:: Data provided ::

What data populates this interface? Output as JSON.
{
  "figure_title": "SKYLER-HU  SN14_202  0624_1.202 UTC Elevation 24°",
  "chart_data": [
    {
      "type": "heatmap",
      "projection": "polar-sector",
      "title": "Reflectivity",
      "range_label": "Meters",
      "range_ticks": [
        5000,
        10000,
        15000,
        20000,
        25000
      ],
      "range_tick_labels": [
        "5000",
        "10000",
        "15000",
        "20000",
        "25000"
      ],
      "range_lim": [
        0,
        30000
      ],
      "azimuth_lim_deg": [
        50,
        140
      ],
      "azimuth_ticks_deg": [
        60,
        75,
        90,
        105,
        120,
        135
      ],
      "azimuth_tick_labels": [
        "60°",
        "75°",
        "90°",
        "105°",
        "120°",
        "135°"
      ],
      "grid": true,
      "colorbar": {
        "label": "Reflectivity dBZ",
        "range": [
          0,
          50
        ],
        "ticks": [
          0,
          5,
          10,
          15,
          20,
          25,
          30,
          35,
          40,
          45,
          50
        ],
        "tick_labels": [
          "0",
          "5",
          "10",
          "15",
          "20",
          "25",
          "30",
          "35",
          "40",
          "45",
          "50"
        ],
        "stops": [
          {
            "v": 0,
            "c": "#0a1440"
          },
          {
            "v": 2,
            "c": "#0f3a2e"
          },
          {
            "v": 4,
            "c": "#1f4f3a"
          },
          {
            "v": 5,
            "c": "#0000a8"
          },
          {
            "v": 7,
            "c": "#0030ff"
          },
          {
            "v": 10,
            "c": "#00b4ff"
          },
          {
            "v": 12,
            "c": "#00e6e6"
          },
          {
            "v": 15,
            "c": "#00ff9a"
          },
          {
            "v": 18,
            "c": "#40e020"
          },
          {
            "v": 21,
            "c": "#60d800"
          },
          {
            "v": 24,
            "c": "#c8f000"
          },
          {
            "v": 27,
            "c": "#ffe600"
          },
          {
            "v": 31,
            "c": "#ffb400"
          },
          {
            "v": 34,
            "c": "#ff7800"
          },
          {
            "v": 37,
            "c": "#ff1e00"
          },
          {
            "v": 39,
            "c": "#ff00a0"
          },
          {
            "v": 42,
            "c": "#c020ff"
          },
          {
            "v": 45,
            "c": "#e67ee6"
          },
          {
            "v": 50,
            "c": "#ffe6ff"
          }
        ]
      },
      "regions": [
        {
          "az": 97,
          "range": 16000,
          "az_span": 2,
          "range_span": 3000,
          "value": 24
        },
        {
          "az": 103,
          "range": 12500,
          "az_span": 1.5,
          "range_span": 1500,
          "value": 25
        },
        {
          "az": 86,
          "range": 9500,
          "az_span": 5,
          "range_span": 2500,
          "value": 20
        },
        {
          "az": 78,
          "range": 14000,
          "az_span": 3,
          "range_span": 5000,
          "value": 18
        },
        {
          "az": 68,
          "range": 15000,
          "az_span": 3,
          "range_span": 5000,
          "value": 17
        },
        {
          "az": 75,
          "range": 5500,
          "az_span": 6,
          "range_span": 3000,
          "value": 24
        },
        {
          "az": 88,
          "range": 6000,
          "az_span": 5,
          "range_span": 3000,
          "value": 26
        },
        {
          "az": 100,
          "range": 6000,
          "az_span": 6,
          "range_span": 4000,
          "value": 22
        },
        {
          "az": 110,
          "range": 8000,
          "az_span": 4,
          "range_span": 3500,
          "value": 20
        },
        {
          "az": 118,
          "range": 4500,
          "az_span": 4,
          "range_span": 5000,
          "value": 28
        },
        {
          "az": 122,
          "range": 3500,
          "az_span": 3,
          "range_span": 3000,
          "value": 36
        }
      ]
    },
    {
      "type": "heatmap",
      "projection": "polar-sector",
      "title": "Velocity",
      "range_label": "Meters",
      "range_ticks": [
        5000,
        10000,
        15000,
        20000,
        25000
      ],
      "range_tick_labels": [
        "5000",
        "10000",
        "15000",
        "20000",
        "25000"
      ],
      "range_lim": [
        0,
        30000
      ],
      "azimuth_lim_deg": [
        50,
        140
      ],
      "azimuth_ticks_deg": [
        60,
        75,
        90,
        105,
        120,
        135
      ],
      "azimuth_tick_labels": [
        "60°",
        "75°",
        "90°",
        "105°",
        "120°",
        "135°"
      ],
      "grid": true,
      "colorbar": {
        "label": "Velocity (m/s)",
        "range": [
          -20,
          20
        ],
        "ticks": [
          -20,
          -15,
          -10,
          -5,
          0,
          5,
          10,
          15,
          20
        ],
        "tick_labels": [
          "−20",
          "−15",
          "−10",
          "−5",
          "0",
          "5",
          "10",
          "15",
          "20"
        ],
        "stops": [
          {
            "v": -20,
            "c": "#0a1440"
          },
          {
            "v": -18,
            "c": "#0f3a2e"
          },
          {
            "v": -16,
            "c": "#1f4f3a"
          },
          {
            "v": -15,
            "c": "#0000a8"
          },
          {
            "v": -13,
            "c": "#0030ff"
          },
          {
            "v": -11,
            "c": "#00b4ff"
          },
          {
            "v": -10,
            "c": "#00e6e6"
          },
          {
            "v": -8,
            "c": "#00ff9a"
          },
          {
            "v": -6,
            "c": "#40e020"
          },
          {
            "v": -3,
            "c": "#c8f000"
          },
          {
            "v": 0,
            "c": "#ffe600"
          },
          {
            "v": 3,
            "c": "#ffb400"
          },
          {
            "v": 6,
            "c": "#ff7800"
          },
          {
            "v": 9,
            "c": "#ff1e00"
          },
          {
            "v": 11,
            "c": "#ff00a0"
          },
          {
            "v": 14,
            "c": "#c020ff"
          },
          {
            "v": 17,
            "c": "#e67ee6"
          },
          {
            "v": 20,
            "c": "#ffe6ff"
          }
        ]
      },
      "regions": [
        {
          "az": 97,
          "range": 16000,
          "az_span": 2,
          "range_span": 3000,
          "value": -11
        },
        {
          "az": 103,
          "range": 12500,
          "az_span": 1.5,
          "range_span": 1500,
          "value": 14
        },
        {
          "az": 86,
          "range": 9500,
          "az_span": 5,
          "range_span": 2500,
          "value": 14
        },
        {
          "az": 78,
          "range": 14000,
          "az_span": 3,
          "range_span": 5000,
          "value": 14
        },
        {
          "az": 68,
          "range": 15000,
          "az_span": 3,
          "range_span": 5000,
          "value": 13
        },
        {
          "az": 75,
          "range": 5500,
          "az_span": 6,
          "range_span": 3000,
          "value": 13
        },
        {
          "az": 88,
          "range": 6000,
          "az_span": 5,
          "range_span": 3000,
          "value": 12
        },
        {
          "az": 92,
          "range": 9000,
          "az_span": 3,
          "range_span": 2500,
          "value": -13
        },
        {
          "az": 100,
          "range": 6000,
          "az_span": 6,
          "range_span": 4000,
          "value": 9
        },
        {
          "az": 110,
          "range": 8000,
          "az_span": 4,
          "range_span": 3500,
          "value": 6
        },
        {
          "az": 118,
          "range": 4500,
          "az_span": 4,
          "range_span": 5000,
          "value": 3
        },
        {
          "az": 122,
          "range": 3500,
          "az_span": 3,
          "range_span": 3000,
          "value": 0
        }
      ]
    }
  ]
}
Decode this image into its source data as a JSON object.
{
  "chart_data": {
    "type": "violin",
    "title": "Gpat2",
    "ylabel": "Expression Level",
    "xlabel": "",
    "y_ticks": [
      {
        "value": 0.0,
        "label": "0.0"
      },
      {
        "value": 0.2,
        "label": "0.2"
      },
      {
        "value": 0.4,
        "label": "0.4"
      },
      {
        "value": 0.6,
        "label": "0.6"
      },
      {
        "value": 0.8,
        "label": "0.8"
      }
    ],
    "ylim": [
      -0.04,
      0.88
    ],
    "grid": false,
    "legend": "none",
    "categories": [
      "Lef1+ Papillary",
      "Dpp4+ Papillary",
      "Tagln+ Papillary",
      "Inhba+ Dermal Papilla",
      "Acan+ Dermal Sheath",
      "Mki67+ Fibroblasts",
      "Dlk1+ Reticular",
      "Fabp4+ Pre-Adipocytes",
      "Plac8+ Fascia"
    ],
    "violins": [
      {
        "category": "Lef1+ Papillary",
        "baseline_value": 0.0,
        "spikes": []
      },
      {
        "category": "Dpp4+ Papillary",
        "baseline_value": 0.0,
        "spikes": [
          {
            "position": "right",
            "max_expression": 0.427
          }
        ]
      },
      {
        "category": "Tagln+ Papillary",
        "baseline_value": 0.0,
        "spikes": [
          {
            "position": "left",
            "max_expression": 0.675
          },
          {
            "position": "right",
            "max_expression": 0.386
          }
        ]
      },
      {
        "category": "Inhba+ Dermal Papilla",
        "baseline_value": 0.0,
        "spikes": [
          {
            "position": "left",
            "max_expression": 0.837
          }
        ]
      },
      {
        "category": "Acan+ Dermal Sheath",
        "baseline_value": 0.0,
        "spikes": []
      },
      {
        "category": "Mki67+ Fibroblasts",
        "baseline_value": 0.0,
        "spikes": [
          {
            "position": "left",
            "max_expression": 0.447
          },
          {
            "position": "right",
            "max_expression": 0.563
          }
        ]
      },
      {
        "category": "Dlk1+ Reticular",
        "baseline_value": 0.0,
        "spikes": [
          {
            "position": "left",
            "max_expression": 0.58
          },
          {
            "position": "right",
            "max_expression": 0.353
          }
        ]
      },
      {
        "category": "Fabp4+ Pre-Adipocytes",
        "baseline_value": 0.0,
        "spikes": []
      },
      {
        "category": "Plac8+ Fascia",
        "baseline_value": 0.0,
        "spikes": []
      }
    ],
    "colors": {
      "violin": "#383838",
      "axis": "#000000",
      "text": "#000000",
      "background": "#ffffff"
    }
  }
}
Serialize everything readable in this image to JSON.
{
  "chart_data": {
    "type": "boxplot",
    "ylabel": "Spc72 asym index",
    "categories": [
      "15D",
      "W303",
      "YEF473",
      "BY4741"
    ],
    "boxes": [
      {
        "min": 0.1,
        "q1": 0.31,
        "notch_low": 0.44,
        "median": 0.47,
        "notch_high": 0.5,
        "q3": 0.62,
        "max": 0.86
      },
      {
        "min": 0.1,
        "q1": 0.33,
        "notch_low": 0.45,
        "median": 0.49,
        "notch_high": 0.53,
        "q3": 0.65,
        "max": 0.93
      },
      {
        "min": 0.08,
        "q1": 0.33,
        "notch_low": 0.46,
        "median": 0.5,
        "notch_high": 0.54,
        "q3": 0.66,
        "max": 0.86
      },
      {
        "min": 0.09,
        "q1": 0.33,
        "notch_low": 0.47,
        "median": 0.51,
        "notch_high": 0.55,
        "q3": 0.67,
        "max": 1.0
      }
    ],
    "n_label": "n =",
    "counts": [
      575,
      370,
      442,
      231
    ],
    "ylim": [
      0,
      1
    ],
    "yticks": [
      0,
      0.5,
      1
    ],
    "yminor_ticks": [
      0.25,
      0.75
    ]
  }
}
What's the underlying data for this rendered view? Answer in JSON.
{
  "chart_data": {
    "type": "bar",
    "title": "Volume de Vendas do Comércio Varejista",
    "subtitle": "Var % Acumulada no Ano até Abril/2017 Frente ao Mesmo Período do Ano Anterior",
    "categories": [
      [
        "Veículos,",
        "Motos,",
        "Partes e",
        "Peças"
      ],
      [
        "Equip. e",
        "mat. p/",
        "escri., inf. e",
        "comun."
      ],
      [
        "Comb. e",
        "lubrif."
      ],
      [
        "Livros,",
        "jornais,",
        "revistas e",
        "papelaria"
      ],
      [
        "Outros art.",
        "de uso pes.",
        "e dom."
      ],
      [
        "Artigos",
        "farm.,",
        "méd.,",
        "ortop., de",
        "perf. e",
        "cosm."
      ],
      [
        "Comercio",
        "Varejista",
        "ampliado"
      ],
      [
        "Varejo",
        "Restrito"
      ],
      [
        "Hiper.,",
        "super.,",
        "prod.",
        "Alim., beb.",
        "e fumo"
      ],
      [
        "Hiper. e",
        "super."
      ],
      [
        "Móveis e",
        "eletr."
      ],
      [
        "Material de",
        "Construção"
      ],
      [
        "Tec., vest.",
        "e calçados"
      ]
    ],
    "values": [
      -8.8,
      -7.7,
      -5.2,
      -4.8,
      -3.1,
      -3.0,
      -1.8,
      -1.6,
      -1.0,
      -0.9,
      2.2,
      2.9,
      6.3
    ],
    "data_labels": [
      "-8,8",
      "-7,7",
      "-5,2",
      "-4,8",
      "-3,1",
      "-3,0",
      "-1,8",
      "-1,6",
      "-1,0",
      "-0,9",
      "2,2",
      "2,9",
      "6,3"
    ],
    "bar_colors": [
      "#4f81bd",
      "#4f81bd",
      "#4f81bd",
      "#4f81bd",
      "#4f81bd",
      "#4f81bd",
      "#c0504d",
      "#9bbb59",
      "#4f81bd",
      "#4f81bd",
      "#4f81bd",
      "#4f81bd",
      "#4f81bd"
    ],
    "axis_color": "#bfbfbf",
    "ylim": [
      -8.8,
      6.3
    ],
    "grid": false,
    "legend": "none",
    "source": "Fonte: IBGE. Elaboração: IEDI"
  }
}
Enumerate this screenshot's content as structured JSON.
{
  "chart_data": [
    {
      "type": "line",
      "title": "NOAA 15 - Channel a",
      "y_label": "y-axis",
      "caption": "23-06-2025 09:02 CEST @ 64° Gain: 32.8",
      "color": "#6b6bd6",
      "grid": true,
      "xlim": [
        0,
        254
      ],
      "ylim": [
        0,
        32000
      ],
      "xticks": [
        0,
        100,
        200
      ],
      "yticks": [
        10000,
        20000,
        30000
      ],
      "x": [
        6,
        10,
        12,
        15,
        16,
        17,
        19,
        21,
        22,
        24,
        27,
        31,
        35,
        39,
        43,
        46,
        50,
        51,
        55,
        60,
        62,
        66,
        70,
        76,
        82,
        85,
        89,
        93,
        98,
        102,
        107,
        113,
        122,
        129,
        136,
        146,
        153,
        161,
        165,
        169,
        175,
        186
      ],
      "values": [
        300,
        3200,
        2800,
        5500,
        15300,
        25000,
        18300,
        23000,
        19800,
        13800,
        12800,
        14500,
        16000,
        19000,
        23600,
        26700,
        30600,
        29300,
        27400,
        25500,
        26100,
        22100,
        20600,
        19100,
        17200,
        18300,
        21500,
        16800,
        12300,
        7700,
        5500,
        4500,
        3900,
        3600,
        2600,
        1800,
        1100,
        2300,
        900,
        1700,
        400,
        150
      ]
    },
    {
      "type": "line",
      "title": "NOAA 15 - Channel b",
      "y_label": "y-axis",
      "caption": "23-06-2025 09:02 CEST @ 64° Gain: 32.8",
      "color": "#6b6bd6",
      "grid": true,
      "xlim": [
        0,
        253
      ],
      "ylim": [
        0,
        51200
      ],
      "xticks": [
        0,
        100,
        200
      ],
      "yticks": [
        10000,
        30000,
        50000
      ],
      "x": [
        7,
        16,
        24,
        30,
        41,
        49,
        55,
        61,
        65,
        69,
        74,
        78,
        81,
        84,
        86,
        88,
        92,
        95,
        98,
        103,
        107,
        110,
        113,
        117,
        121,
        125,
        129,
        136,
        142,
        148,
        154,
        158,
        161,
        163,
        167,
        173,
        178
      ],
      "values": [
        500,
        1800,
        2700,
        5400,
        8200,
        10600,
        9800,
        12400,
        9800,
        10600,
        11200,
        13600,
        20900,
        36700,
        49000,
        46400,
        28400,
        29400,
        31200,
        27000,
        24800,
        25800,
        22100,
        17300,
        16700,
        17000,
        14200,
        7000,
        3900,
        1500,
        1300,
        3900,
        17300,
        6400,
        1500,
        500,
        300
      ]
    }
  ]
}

:::

## Set problem
Find "Adipocytes". Copy every line it occurs in.

## Output for this exercise
      "Fabp4+ Pre-Adipocytes",
        "category": "Fabp4+ Pre-Adipocytes",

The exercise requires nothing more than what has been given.